* **Exercise goal**:
Locate the string "structured" in the listing below. Copy every line where it is found.

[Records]
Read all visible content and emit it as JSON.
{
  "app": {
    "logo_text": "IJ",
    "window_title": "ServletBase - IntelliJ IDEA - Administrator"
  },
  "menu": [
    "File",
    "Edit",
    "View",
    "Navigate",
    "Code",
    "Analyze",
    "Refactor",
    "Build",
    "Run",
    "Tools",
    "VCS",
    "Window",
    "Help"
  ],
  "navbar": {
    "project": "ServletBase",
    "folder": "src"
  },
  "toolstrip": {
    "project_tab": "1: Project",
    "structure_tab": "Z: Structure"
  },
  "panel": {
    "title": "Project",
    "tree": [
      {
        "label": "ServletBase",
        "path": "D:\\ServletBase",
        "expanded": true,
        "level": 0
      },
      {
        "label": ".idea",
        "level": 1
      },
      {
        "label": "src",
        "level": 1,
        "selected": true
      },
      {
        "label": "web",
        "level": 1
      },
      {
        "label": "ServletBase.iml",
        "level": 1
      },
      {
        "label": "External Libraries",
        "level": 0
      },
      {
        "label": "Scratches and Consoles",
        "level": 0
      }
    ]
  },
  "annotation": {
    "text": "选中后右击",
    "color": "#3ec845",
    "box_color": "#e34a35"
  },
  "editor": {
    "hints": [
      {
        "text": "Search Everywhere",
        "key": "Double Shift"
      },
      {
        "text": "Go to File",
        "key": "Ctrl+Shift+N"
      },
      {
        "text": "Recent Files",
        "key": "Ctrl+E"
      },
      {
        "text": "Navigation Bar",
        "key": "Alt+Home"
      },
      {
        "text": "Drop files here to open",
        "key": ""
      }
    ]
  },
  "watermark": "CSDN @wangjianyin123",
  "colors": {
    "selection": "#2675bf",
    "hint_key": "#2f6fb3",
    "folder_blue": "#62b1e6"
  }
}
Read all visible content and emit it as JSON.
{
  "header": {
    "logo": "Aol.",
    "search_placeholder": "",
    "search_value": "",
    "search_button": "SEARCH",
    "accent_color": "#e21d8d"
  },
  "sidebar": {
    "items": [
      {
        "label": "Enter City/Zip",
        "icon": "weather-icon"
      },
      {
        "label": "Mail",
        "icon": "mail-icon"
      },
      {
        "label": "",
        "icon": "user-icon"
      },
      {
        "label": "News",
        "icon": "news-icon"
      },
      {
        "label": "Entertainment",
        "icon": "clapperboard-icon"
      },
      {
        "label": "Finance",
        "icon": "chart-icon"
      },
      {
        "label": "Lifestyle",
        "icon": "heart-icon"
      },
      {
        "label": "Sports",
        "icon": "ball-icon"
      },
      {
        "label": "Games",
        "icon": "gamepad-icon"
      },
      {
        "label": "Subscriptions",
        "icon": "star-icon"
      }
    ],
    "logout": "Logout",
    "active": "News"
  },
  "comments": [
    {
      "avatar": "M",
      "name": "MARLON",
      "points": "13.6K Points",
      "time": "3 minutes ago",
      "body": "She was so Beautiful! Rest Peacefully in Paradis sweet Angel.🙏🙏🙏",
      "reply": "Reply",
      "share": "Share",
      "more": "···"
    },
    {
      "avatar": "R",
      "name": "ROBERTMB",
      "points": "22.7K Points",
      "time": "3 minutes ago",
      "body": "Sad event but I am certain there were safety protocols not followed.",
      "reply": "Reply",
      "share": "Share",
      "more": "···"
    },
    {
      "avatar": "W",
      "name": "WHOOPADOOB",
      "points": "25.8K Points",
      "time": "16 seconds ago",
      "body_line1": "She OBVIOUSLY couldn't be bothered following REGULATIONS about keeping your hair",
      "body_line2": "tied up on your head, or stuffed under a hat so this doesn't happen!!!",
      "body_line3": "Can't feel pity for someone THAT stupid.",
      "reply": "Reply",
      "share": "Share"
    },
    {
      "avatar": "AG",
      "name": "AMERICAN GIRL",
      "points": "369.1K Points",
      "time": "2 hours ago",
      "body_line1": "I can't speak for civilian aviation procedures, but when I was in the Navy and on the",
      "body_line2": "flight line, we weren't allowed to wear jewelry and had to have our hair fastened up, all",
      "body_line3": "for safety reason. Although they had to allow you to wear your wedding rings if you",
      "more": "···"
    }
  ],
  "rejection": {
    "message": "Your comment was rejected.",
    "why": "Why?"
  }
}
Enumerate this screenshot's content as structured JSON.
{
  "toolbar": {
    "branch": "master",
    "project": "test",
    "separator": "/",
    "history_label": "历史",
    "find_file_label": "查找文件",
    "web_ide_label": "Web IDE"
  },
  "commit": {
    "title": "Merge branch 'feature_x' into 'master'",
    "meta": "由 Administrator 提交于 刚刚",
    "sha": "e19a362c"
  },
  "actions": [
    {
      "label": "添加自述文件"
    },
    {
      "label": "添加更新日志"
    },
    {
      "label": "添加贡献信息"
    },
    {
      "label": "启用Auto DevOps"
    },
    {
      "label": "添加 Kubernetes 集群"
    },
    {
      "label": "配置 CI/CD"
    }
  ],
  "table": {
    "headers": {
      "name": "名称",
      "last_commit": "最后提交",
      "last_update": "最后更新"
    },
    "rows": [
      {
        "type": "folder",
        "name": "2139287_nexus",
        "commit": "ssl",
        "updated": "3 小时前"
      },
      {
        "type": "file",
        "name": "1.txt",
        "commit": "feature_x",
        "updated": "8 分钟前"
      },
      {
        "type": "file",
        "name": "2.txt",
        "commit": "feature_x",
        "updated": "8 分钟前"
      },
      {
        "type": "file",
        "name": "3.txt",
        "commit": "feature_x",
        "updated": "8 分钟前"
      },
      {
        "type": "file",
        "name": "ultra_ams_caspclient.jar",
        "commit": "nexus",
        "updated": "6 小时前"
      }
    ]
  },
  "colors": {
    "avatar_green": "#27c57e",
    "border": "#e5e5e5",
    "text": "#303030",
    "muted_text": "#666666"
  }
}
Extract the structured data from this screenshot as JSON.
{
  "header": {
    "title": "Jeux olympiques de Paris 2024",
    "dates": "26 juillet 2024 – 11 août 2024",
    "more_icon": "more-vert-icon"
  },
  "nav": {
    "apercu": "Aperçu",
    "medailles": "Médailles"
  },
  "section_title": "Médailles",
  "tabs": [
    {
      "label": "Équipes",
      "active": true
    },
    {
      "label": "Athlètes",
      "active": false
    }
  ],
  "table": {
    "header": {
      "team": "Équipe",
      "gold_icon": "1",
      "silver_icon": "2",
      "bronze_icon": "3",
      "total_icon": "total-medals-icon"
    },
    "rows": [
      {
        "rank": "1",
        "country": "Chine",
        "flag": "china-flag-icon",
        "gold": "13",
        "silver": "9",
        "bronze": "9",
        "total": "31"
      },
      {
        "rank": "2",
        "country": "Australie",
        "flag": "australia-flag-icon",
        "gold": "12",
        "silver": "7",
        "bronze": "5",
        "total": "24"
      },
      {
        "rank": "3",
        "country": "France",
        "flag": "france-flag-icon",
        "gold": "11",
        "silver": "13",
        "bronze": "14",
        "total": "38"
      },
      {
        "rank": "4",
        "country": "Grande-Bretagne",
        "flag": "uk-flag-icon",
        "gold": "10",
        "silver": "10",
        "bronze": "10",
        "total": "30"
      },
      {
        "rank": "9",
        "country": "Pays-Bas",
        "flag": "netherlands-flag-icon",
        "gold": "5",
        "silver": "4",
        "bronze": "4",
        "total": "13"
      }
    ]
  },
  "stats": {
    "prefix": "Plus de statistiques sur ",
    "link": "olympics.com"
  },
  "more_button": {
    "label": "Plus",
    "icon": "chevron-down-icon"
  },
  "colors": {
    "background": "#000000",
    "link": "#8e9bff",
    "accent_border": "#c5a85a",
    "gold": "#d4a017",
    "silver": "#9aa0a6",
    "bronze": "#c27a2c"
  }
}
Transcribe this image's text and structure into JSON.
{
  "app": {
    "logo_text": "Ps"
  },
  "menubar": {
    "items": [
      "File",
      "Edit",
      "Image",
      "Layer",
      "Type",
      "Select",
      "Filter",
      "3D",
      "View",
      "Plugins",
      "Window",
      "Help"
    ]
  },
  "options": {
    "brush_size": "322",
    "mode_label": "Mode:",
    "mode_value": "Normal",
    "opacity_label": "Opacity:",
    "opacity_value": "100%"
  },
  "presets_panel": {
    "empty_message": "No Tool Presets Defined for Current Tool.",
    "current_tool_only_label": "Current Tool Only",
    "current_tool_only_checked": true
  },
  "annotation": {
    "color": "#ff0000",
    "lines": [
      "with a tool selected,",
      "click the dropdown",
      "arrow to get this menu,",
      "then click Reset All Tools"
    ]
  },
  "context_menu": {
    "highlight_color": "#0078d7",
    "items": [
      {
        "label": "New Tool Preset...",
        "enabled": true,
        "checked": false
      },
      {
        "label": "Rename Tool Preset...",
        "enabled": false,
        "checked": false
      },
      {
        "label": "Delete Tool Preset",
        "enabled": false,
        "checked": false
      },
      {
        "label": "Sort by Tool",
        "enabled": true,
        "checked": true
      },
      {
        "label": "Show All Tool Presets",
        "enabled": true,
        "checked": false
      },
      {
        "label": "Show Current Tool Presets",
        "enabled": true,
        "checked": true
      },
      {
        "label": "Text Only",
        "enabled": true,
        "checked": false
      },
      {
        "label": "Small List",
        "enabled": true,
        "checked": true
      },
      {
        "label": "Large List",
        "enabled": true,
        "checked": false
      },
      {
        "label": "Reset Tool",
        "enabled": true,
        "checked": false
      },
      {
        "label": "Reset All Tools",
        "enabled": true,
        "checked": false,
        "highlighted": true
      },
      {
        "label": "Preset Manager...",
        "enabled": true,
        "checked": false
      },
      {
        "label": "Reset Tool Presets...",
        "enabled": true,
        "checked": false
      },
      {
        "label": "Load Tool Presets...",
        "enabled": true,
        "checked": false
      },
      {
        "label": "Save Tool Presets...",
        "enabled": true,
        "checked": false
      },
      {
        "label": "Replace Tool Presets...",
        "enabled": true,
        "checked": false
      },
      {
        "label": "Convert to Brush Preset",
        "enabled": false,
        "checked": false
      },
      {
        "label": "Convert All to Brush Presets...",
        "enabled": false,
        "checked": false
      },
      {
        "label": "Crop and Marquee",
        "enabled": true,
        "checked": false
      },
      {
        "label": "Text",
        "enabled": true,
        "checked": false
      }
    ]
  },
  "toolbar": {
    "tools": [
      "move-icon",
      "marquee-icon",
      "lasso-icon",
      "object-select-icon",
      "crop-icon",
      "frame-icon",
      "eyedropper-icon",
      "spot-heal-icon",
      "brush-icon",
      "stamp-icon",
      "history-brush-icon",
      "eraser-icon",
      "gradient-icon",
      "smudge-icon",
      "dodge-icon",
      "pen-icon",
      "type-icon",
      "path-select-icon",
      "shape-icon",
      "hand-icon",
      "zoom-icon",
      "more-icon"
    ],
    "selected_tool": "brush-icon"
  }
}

* **Answer to the problem**:
Enumerate this screenshot's content as structured JSON.
Extract the structured data from this screenshot as JSON.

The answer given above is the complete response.